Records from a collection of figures
^^^^^^^^^^^^^^^^

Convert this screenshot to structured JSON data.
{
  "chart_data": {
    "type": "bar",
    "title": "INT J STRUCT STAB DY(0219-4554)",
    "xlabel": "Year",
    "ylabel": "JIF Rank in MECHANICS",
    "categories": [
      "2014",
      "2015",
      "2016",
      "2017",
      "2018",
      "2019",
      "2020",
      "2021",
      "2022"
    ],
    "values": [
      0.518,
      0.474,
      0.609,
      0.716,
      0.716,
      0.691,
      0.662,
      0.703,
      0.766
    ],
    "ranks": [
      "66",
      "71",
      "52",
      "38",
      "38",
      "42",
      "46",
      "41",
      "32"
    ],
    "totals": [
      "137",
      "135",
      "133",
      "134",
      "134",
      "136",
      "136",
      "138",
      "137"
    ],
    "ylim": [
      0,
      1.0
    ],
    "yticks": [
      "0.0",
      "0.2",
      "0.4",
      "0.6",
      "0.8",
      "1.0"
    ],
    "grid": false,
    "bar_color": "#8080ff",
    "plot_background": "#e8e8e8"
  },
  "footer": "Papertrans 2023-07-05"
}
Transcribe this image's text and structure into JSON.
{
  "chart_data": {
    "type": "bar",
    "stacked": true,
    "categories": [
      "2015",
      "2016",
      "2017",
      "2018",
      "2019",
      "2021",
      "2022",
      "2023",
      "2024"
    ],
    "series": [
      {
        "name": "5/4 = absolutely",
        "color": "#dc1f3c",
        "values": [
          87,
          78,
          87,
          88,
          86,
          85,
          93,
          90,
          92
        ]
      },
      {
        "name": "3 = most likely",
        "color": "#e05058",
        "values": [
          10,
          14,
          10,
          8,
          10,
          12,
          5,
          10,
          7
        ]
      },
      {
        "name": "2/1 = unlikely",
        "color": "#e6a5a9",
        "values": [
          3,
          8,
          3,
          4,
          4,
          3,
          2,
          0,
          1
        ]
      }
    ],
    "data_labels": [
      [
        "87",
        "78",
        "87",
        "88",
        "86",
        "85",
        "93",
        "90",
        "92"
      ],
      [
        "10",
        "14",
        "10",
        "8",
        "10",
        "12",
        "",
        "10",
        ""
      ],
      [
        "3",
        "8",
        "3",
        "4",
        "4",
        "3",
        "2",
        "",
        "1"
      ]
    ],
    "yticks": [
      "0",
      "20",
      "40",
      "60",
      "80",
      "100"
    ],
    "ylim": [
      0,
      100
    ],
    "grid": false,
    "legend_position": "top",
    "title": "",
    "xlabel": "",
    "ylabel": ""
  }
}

^^^^^^^^^^^^^^^^

== Objective ==
Each line above must be printed exactly as it appears.

== Problem solution ==
Convert this screenshot to structured JSON data.
{
  "chart_data": {
    "type": "bar",
    "title": "INT J STRUCT STAB DY(0219-4554)",
    "xlabel": "Year",
    "ylabel": "JIF Rank in MECHANICS",
    "categories": [
      "2014",
      "2015",
      "2016",
      "2017",
      "2018",
      "2019",
      "2020",
      "2021",
      "2022"
    ],
    "values": [
      0.518,
      0.474,
      0.609,
      0.716,
      0.716,
      0.691,
      0.662,
      0.703,
      0.766
    ],
    "ranks": [
      "66",
      "71",
      "52",
      "38",
      "38",
      "42",
      "46",
      "41",
      "32"
    ],
    "totals": [
      "137",
      "135",
      "133",
      "134",
      "134",
      "136",
      "136",
      "138",
      "137"
    ],
    "ylim": [
      0,
      1.0
    ],
    "yticks": [
      "0.0",
      "0.2",
      "0.4",
      "0.6",
      "0.8",
      "1.0"
    ],
    "grid": false,
    "bar_color": "#8080ff",
    "plot_background": "#e8e8e8"
  },
  "footer": "Papertrans 2023-07-05"
}
Transcribe this image's text and structure into JSON.
{
  "chart_data": {
    "type": "bar",
    "stacked": true,
    "categories": [
      "2015",
      "2016",
      "2017",
      "2018",
      "2019",
      "2021",
      "2022",
      "2023",
      "2024"
    ],
    "series": [
      {
        "name": "5/4 = absolutely",
        "color": "#dc1f3c",
        "values": [
          87,
          78,
          87,
          88,
          86,
          85,
          93,
          90,
          92
        ]
      },
      {
        "name": "3 = most likely",
        "color": "#e05058",
        "values": [
          10,
          14,
          10,
          8,
          10,
          12,
          5,
          10,
          7
        ]
      },
      {
        "name": "2/1 = unlikely",
        "color": "#e6a5a9",
        "values": [
          3,
          8,
          3,
          4,
          4,
          3,
          2,
          0,
          1
        ]
      }
    ],
    "data_labels": [
      [
        "87",
        "78",
        "87",
        "88",
        "86",
        "85",
        "93",
        "90",
        "92"
      ],
      [
        "10",
        "14",
        "10",
        "8",
        "10",
        "12",
        "",
        "10",
        ""
      ],
      [
        "3",
        "8",
        "3",
        "4",
        "4",
        "3",
        "2",
        "",
        "1"
      ]
    ],
    "yticks": [
      "0",
      "20",
      "40",
      "60",
      "80",
      "100"
    ],
    "ylim": [
      0,
      100
    ],
    "grid": false,
    "legend_position": "top",
    "title": "",
    "xlabel": "",
    "ylabel": ""
  }
}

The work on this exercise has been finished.